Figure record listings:

--- begin ---

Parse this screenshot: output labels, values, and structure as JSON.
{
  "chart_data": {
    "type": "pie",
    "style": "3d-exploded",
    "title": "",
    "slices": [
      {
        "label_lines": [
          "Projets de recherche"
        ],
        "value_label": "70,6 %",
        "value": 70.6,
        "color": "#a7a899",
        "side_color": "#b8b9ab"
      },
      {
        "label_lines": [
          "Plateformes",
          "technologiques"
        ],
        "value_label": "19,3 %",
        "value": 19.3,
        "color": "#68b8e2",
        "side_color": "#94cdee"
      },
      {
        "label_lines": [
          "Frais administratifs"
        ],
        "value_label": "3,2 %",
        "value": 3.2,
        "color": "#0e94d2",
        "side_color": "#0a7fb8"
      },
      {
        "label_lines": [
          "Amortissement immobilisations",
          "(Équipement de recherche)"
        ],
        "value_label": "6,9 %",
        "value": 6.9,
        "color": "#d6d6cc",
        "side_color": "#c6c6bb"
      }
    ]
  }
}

--- end ---

▶ **Work required**
Identify the lines in the records above that contain the word "recherche", then state how many there are and nothing more.

▶ **Task solution**
2